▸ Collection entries
— begin —

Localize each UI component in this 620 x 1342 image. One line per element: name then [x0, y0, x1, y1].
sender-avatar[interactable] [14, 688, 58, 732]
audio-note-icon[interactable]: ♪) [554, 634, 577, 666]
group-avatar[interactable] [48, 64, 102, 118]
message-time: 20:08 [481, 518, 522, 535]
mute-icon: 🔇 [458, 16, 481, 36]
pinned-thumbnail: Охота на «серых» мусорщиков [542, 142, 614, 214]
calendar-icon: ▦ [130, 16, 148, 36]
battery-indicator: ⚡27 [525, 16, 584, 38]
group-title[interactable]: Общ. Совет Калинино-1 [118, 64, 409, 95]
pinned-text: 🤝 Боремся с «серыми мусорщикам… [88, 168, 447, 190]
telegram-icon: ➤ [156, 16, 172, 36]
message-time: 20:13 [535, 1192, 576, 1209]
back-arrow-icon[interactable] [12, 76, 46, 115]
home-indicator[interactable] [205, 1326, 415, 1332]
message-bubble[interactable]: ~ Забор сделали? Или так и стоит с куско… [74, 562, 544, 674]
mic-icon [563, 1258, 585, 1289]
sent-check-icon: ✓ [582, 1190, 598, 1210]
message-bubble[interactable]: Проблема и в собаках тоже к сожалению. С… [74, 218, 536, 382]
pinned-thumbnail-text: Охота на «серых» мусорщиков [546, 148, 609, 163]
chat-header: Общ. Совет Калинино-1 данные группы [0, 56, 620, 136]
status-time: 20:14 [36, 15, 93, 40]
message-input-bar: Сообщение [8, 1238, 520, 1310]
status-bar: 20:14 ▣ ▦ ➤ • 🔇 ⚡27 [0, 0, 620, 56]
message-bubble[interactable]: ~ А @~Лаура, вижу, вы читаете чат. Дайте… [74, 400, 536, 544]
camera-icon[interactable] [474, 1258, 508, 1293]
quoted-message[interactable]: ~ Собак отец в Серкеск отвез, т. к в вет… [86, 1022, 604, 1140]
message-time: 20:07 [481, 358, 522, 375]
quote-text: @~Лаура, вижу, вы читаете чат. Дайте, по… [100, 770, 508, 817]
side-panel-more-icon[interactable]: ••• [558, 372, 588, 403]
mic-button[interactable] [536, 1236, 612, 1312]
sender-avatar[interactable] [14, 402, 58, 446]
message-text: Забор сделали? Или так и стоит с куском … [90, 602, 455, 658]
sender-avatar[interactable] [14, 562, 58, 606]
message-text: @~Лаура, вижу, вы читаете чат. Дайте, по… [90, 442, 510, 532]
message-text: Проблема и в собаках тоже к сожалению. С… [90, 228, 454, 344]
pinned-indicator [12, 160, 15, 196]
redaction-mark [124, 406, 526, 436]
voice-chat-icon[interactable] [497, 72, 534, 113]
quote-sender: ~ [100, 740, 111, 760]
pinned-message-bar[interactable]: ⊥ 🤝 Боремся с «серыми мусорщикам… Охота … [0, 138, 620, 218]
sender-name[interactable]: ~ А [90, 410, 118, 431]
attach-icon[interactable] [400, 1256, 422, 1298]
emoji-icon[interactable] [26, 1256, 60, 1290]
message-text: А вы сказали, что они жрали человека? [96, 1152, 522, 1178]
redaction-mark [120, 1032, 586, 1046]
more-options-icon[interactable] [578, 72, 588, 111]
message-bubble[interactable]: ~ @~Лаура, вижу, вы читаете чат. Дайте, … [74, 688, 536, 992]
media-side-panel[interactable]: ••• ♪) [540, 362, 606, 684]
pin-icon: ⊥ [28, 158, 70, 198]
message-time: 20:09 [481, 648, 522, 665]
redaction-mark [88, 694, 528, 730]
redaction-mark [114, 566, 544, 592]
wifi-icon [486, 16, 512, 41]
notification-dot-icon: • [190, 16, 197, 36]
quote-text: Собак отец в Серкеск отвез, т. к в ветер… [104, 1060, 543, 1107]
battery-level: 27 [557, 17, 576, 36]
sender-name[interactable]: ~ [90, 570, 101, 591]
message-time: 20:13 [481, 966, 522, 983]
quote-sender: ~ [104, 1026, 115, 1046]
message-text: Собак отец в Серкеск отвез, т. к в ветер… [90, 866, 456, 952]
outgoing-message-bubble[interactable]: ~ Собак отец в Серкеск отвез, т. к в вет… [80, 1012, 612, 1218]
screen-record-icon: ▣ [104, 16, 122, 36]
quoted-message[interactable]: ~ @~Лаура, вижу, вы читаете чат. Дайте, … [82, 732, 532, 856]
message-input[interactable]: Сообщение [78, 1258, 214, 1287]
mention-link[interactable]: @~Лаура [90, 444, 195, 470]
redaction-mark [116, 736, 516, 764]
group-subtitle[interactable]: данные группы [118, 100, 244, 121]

— end —

Reproduce these lines word for word.

▸ SOLVED PROBLEM
Localize each UI component in this 620 x 1342 image. One line per element: name then [x0, y0, x1, y1].
sender-avatar[interactable] [14, 688, 58, 732]
audio-note-icon[interactable]: ♪) [554, 634, 577, 666]
group-avatar[interactable] [48, 64, 102, 118]
message-time: 20:08 [481, 518, 522, 535]
mute-icon: 🔇 [458, 16, 481, 36]
pinned-thumbnail: Охота на «серых» мусорщиков [542, 142, 614, 214]
calendar-icon: ▦ [130, 16, 148, 36]
battery-indicator: ⚡27 [525, 16, 584, 38]
group-title[interactable]: Общ. Совет Калинино-1 [118, 64, 409, 95]
pinned-text: 🤝 Боремся с «серыми мусорщикам… [88, 168, 447, 190]
telegram-icon: ➤ [156, 16, 172, 36]
message-time: 20:13 [535, 1192, 576, 1209]
back-arrow-icon[interactable] [12, 76, 46, 115]
home-indicator[interactable] [205, 1326, 415, 1332]
message-bubble[interactable]: ~ Забор сделали? Или так и стоит с куско… [74, 562, 544, 674]
mic-icon [563, 1258, 585, 1289]
sent-check-icon: ✓ [582, 1190, 598, 1210]
message-bubble[interactable]: Проблема и в собаках тоже к сожалению. С… [74, 218, 536, 382]
pinned-thumbnail-text: Охота на «серых» мусорщиков [546, 148, 609, 163]
chat-header: Общ. Совет Калинино-1 данные группы [0, 56, 620, 136]
status-time: 20:14 [36, 15, 93, 40]
message-input-bar: Сообщение [8, 1238, 520, 1310]
status-bar: 20:14 ▣ ▦ ➤ • 🔇 ⚡27 [0, 0, 620, 56]
message-bubble[interactable]: ~ А @~Лаура, вижу, вы читаете чат. Дайте… [74, 400, 536, 544]
camera-icon[interactable] [474, 1258, 508, 1293]
quoted-message[interactable]: ~ Собак отец в Серкеск отвез, т. к в вет… [86, 1022, 604, 1140]
message-time: 20:07 [481, 358, 522, 375]
quote-text: @~Лаура, вижу, вы читаете чат. Дайте, по… [100, 770, 508, 817]
side-panel-more-icon[interactable]: ••• [558, 372, 588, 403]
mic-button[interactable] [536, 1236, 612, 1312]
sender-avatar[interactable] [14, 402, 58, 446]
message-text: Забор сделали? Или так и стоит с куском … [90, 602, 455, 658]
sender-avatar[interactable] [14, 562, 58, 606]
message-text: @~Лаура, вижу, вы читаете чат. Дайте, по… [90, 442, 510, 532]
message-text: Проблема и в собаках тоже к сожалению. С… [90, 228, 454, 344]
pinned-indicator [12, 160, 15, 196]
redaction-mark [124, 406, 526, 436]
voice-chat-icon[interactable] [497, 72, 534, 113]
quote-sender: ~ [100, 740, 111, 760]
pinned-message-bar[interactable]: ⊥ 🤝 Боремся с «серыми мусорщикам… Охота … [0, 138, 620, 218]
sender-name[interactable]: ~ А [90, 410, 118, 431]
attach-icon[interactable] [400, 1256, 422, 1298]
emoji-icon[interactable] [26, 1256, 60, 1290]
message-text: А вы сказали, что они жрали человека? [96, 1152, 522, 1178]
redaction-mark [120, 1032, 586, 1046]
more-options-icon[interactable] [578, 72, 588, 111]
message-bubble[interactable]: ~ @~Лаура, вижу, вы читаете чат. Дайте, … [74, 688, 536, 992]
media-side-panel[interactable]: ••• ♪) [540, 362, 606, 684]
pin-icon: ⊥ [28, 158, 70, 198]
message-time: 20:09 [481, 648, 522, 665]
redaction-mark [88, 694, 528, 730]
redaction-mark [114, 566, 544, 592]
wifi-icon [486, 16, 512, 41]
notification-dot-icon: • [190, 16, 197, 36]
quote-text: Собак отец в Серкеск отвез, т. к в ветер… [104, 1060, 543, 1107]
battery-level: 27 [557, 17, 576, 36]
sender-name[interactable]: ~ [90, 570, 101, 591]
message-time: 20:13 [481, 966, 522, 983]
quote-sender: ~ [104, 1026, 115, 1046]
message-text: Собак отец в Серкеск отвез, т. к в ветер… [90, 866, 456, 952]
outgoing-message-bubble[interactable]: ~ Собак отец в Серкеск отвез, т. к в вет… [80, 1012, 612, 1218]
screen-record-icon: ▣ [104, 16, 122, 36]
quoted-message[interactable]: ~ @~Лаура, вижу, вы читаете чат. Дайте, … [82, 732, 532, 856]
message-input[interactable]: Сообщение [78, 1258, 214, 1287]
mention-link[interactable]: @~Лаура [90, 444, 195, 470]
redaction-mark [116, 736, 516, 764]
group-subtitle[interactable]: данные группы [118, 100, 244, 121]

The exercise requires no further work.